-- start --

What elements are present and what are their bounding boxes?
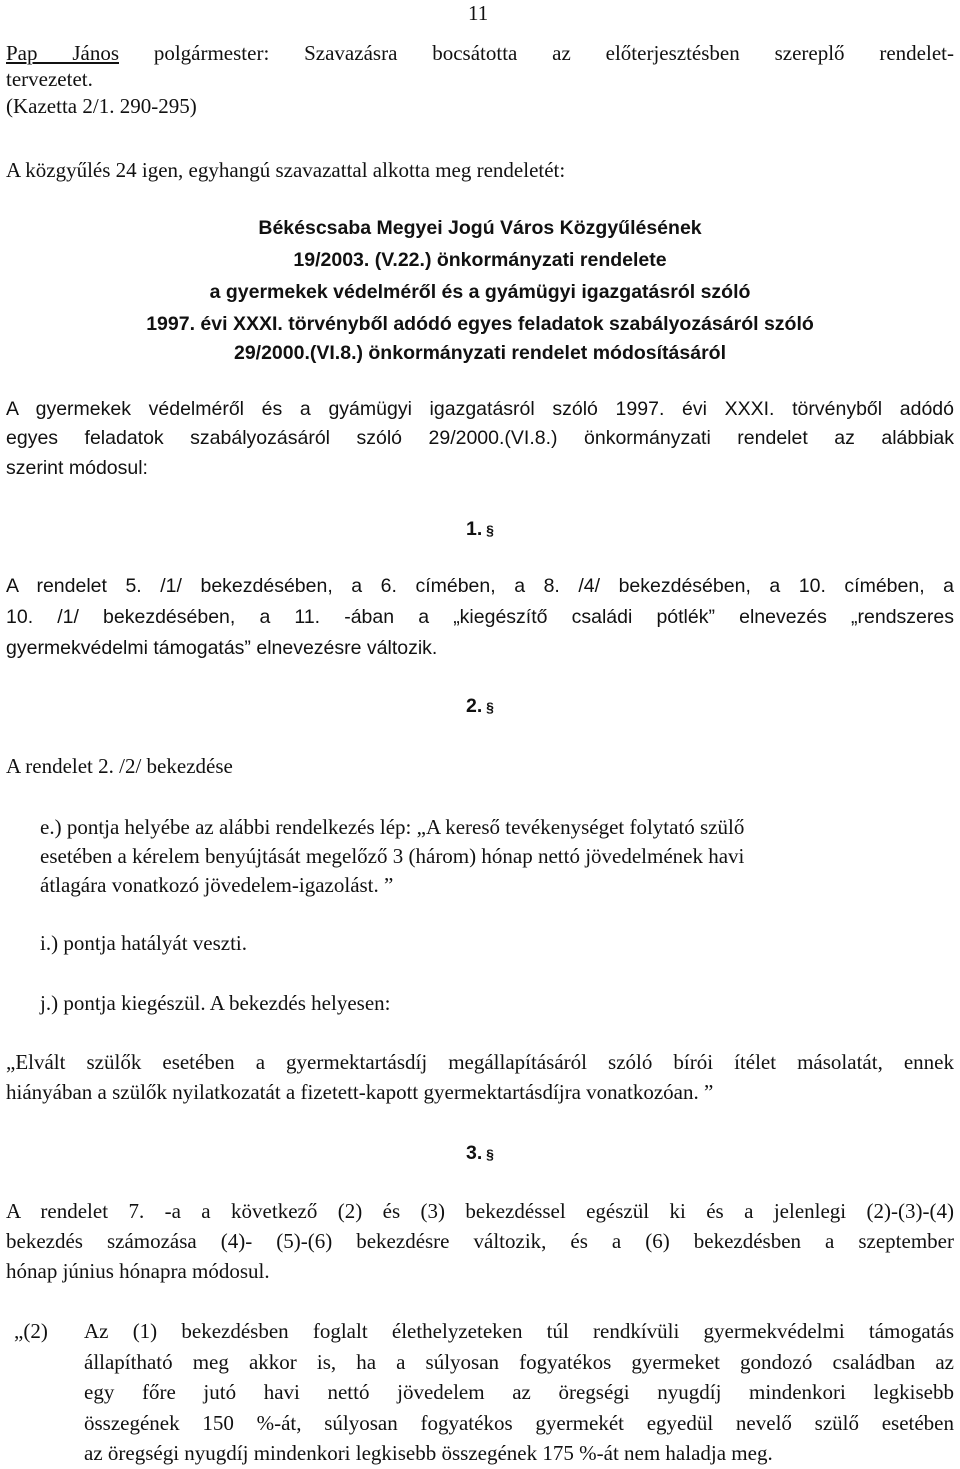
section-3-line: A rendelet 7. -a a következő (2) és (3) bekezdéssel egészül ki és a jelenlegi (2)-(3)-(4): [6, 1199, 954, 1223]
decree-title-line: 19/2003. (V.22.) önkormányzati rendelete: [293, 249, 667, 271]
item-e-line: átlagára vonatkozó jövedelem-igazolást. ”: [40, 873, 394, 897]
paragraph-2-line: állapítható meg akkor is, ha a súlyosan fogyatékos gyermeket gondozó családban az: [84, 1349, 954, 1374]
paragraph-2-line: összegének 150 %-át, súlyosan fogyatékos gyermekét egyedül nevelő szülő esetében: [84, 1410, 954, 1435]
paragraph-2-line: az öregségi nyugdíj mindenkori legkisebb összegének 175 %-át nem haladja meg.: [84, 1441, 773, 1465]
preamble-line: A gyermekek védelméről és a gyámügyi igazgatásról szóló 1997. évi XXXI. törvényből adódó: [6, 398, 954, 420]
section-2-number: 2.: [466, 695, 483, 717]
vote-line: A közgyűlés 24 igen, egyhangú szavazattal alkotta meg rendeletét:: [6, 158, 566, 182]
cassette-reference: (Kazetta 2/1. 290-295): [6, 94, 197, 118]
paragraph-2-line: Az (1) bekezdésben foglalt élethelyzeteken túl rendkívüli gyermekvédelmi támogatás: [84, 1319, 954, 1343]
section-1-line: gyermekvédelmi támogatás” elnevezésre változik.: [6, 637, 438, 659]
item-e-line: e.) pontja helyébe az alábbi rendelkezés lép: „A kereső tevékenységet folytató szülő: [40, 815, 745, 839]
section-3-line: hónap június hónapra módosul.: [6, 1259, 270, 1283]
decree-title-line: Békéscsaba Megyei Jogú Város Közgyűlésének: [258, 217, 702, 239]
quote-line: hiányában a szülők nyilatkozatát a fizetett-kapott gyermektartásdíjra vonatkozóan. ”: [6, 1080, 714, 1104]
paragraph-2-line: egy főre jutó havi nettó jövedelem az öregségi nyugdíj mindenkori legkisebb: [84, 1380, 954, 1404]
section-3-number: 3.: [466, 1142, 483, 1164]
section-1-line: 10. /1/ bekezdésében, a 11. -ában a „kiegészítő családi pótlék” elnevezés „rendszeres: [6, 606, 954, 628]
section-3-heading: 3. §: [466, 1142, 494, 1164]
preamble-line: szerint módosul:: [6, 457, 148, 479]
section-2-heading: 2. §: [466, 695, 494, 717]
section-1-number: 1.: [466, 518, 483, 540]
paragraph-2: [84, 1316, 954, 1469]
item-e-line: esetében a kérelem benyújtását megelőző 3 (három) hónap nettó jövedelmének havi: [40, 844, 745, 868]
page-number: 11: [468, 1, 489, 25]
quote-line: „Elvált szülők esetében a gyermektartásdíj megállapításáról szóló bírói ítélet másolatát, ennek: [6, 1050, 954, 1074]
item-i: i.) pontja hatályát veszti.: [40, 931, 248, 955]
decree-title-line: a gyermekek védelméről és a gyámügyi igazgatásról szóló: [209, 281, 751, 303]
preamble-line: egyes feladatok szabályozásáról szóló 29/2000.(VI.8.) önkormányzati rendelet az alábbiak: [6, 427, 954, 449]
intro-line-1: [6, 40, 954, 66]
intro-line-1-text: polgármester: Szavazásra bocsátotta az előterjesztésben szereplő rendelet-: [119, 41, 954, 65]
decree-title-line: 1997. évi XXXI. törvényből adódó egyes feladatok szabályozásáról szóló: [146, 313, 814, 335]
paragraph-2-label: „(2): [14, 1319, 48, 1343]
section-2-reference: A rendelet 2. /2/ bekezdése: [6, 754, 233, 778]
section-1-heading: 1. §: [466, 518, 494, 540]
item-j: j.) pontja kiegészül. A bekezdés helyesen:: [40, 991, 391, 1015]
speaker-name: Pap János: [6, 41, 119, 65]
intro-line-2: tervezetet.: [6, 67, 93, 91]
decree-title-line: 29/2000.(VI.8.) önkormányzati rendelet módosításáról: [233, 342, 726, 364]
section-1-line: A rendelet 5. /1/ bekezdésében, a 6. címében, a 8. /4/ bekezdésében, a 10. címében, a: [6, 575, 954, 597]
section-3-line: bekezdés számozása (4)- (5)-(6) bekezdésre változik, és a (6) bekezdésben a szeptember: [6, 1229, 954, 1253]
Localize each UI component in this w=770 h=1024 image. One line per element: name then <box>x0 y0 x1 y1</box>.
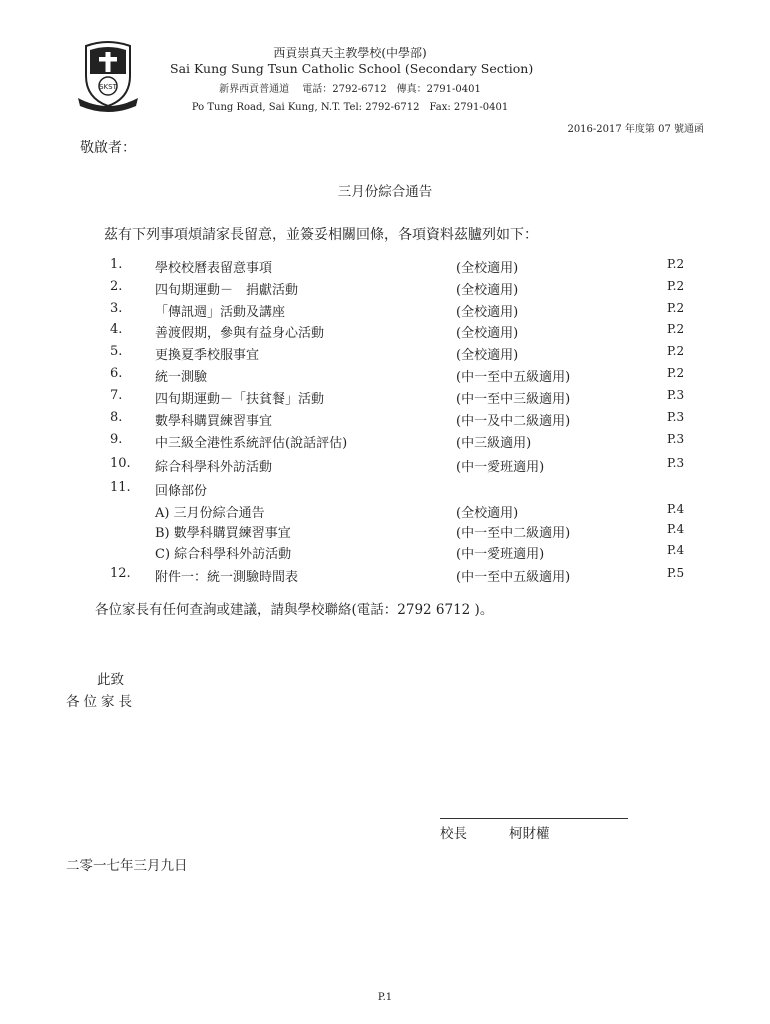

-- end --

SET PROBLEM – Count the lines in the listing above that contain the string "intro". Give only the number.

THE RESPONSE – 3